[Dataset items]
• • • •
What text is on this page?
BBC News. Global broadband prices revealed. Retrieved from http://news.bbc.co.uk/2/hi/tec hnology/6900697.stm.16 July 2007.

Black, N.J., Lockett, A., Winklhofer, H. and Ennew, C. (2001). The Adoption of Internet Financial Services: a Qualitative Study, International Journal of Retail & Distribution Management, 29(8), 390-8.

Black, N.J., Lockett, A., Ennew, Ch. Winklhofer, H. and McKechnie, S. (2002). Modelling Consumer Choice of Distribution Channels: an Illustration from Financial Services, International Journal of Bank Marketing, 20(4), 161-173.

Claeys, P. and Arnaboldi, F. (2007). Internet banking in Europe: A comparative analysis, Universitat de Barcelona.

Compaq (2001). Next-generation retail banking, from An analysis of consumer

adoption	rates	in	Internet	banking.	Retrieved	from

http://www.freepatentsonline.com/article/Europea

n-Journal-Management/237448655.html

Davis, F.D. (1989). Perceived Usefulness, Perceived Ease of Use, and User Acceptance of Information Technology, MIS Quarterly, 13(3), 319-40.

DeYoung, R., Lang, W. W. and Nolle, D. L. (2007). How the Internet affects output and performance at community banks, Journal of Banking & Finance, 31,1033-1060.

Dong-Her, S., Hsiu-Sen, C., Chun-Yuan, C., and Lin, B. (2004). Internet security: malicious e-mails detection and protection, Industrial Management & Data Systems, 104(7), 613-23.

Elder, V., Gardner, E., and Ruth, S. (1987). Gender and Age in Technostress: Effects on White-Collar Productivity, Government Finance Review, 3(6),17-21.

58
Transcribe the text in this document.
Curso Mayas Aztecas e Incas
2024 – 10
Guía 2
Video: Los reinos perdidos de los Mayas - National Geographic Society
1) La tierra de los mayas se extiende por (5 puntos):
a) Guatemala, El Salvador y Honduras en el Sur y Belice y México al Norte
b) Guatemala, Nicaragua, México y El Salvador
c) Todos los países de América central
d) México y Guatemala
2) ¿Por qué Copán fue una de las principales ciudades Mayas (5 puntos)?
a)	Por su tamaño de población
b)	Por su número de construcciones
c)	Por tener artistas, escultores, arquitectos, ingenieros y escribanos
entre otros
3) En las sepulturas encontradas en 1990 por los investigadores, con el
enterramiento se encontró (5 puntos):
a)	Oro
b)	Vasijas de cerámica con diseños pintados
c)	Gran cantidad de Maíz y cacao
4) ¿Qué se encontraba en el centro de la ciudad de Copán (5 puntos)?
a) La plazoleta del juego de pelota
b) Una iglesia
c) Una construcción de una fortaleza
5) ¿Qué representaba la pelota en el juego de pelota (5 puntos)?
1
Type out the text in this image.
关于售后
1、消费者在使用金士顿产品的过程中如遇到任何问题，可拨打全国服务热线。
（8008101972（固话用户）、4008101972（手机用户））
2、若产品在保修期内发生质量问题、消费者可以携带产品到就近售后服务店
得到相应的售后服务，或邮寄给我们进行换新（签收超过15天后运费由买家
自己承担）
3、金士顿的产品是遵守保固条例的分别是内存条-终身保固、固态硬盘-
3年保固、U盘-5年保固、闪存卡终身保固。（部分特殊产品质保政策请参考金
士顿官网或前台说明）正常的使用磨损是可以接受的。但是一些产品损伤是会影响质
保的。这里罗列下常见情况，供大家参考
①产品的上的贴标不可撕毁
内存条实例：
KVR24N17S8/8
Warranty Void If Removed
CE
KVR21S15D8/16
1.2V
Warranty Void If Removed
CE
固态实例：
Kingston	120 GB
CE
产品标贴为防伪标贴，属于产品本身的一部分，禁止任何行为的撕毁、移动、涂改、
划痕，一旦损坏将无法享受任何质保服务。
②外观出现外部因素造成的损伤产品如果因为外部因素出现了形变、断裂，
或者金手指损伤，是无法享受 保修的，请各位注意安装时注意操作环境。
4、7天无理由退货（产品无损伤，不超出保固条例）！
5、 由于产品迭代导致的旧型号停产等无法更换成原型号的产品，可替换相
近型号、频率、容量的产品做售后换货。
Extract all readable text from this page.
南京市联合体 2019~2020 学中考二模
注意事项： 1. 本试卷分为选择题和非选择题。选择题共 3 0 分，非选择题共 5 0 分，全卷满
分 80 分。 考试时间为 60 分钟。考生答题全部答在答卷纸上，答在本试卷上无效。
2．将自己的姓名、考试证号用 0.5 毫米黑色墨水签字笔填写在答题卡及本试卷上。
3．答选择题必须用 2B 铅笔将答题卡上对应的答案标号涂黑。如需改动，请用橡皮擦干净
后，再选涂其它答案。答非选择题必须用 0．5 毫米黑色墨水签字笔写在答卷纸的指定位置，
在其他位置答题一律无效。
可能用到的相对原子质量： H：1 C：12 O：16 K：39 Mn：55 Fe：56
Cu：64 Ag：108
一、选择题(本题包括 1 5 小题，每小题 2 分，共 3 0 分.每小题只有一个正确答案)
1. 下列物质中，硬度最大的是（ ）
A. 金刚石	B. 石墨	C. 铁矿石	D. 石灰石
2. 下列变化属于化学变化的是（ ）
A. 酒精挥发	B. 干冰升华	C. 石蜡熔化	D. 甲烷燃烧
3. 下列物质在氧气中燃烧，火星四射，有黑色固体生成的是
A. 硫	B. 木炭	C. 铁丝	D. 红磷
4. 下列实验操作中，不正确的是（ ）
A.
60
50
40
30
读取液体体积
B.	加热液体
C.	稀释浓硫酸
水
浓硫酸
• • • •
> _Work required_
Give an exact copy of all the data shown above.

> _Result below_
What text is on this page?
BBC News. Global broadband prices revealed. Retrieved from http://news.bbc.co.uk/2/hi/tec hnology/6900697.stm.16 July 2007.

Black, N.J., Lockett, A., Winklhofer, H. and Ennew, C. (2001). The Adoption of Internet Financial Services: a Qualitative Study, International Journal of Retail & Distribution Management, 29(8), 390-8.

Black, N.J., Lockett, A., Ennew, Ch. Winklhofer, H. and McKechnie, S. (2002). Modelling Consumer Choice of Distribution Channels: an Illustration from Financial Services, International Journal of Bank Marketing, 20(4), 161-173.

Claeys, P. and Arnaboldi, F. (2007). Internet banking in Europe: A comparative analysis, Universitat de Barcelona.

Compaq (2001). Next-generation retail banking, from An analysis of consumer

adoption	rates	in	Internet	banking.	Retrieved	from

http://www.freepatentsonline.com/article/Europea

n-Journal-Management/237448655.html

Davis, F.D. (1989). Perceived Usefulness, Perceived Ease of Use, and User Acceptance of Information Technology, MIS Quarterly, 13(3), 319-40.

DeYoung, R., Lang, W. W. and Nolle, D. L. (2007). How the Internet affects output and performance at community banks, Journal of Banking & Finance, 31,1033-1060.

Dong-Her, S., Hsiu-Sen, C., Chun-Yuan, C., and Lin, B. (2004). Internet security: malicious e-mails detection and protection, Industrial Management & Data Systems, 104(7), 613-23.

Elder, V., Gardner, E., and Ruth, S. (1987). Gender and Age in Technostress: Effects on White-Collar Productivity, Government Finance Review, 3(6),17-21.

58
Transcribe the text in this document.
Curso Mayas Aztecas e Incas
2024 – 10
Guía 2
Video: Los reinos perdidos de los Mayas - National Geographic Society
1) La tierra de los mayas se extiende por (5 puntos):
a) Guatemala, El Salvador y Honduras en el Sur y Belice y México al Norte
b) Guatemala, Nicaragua, México y El Salvador
c) Todos los países de América central
d) México y Guatemala
2) ¿Por qué Copán fue una de las principales ciudades Mayas (5 puntos)?
a)	Por su tamaño de población
b)	Por su número de construcciones
c)	Por tener artistas, escultores, arquitectos, ingenieros y escribanos
entre otros
3) En las sepulturas encontradas en 1990 por los investigadores, con el
enterramiento se encontró (5 puntos):
a)	Oro
b)	Vasijas de cerámica con diseños pintados
c)	Gran cantidad de Maíz y cacao
4) ¿Qué se encontraba en el centro de la ciudad de Copán (5 puntos)?
a) La plazoleta del juego de pelota
b) Una iglesia
c) Una construcción de una fortaleza
5) ¿Qué representaba la pelota en el juego de pelota (5 puntos)?
1
Type out the text in this image.
关于售后
1、消费者在使用金士顿产品的过程中如遇到任何问题，可拨打全国服务热线。
（8008101972（固话用户）、4008101972（手机用户））
2、若产品在保修期内发生质量问题、消费者可以携带产品到就近售后服务店
得到相应的售后服务，或邮寄给我们进行换新（签收超过15天后运费由买家
自己承担）
3、金士顿的产品是遵守保固条例的分别是内存条-终身保固、固态硬盘-
3年保固、U盘-5年保固、闪存卡终身保固。（部分特殊产品质保政策请参考金
士顿官网或前台说明）正常的使用磨损是可以接受的。但是一些产品损伤是会影响质
保的。这里罗列下常见情况，供大家参考
①产品的上的贴标不可撕毁
内存条实例：
KVR24N17S8/8
Warranty Void If Removed
CE
KVR21S15D8/16
1.2V
Warranty Void If Removed
CE
固态实例：
Kingston	120 GB
CE
产品标贴为防伪标贴，属于产品本身的一部分，禁止任何行为的撕毁、移动、涂改、
划痕，一旦损坏将无法享受任何质保服务。
②外观出现外部因素造成的损伤产品如果因为外部因素出现了形变、断裂，
或者金手指损伤，是无法享受 保修的，请各位注意安装时注意操作环境。
4、7天无理由退货（产品无损伤，不超出保固条例）！
5、 由于产品迭代导致的旧型号停产等无法更换成原型号的产品，可替换相
近型号、频率、容量的产品做售后换货。
Extract all readable text from this page.
南京市联合体 2019~2020 学中考二模
注意事项： 1. 本试卷分为选择题和非选择题。选择题共 3 0 分，非选择题共 5 0 分，全卷满
分 80 分。 考试时间为 60 分钟。考生答题全部答在答卷纸上，答在本试卷上无效。
2．将自己的姓名、考试证号用 0.5 毫米黑色墨水签字笔填写在答题卡及本试卷上。
3．答选择题必须用 2B 铅笔将答题卡上对应的答案标号涂黑。如需改动，请用橡皮擦干净
后，再选涂其它答案。答非选择题必须用 0．5 毫米黑色墨水签字笔写在答卷纸的指定位置，
在其他位置答题一律无效。
可能用到的相对原子质量： H：1 C：12 O：16 K：39 Mn：55 Fe：56
Cu：64 Ag：108
一、选择题(本题包括 1 5 小题，每小题 2 分，共 3 0 分.每小题只有一个正确答案)
1. 下列物质中，硬度最大的是（ ）
A. 金刚石	B. 石墨	C. 铁矿石	D. 石灰石
2. 下列变化属于化学变化的是（ ）
A. 酒精挥发	B. 干冰升华	C. 石蜡熔化	D. 甲烷燃烧
3. 下列物质在氧气中燃烧，火星四射，有黑色固体生成的是
A. 硫	B. 木炭	C. 铁丝	D. 红磷
4. 下列实验操作中，不正确的是（ ）
A.
60
50
40
30
读取液体体积
B.	加热液体
C.	稀释浓硫酸
水
浓硫酸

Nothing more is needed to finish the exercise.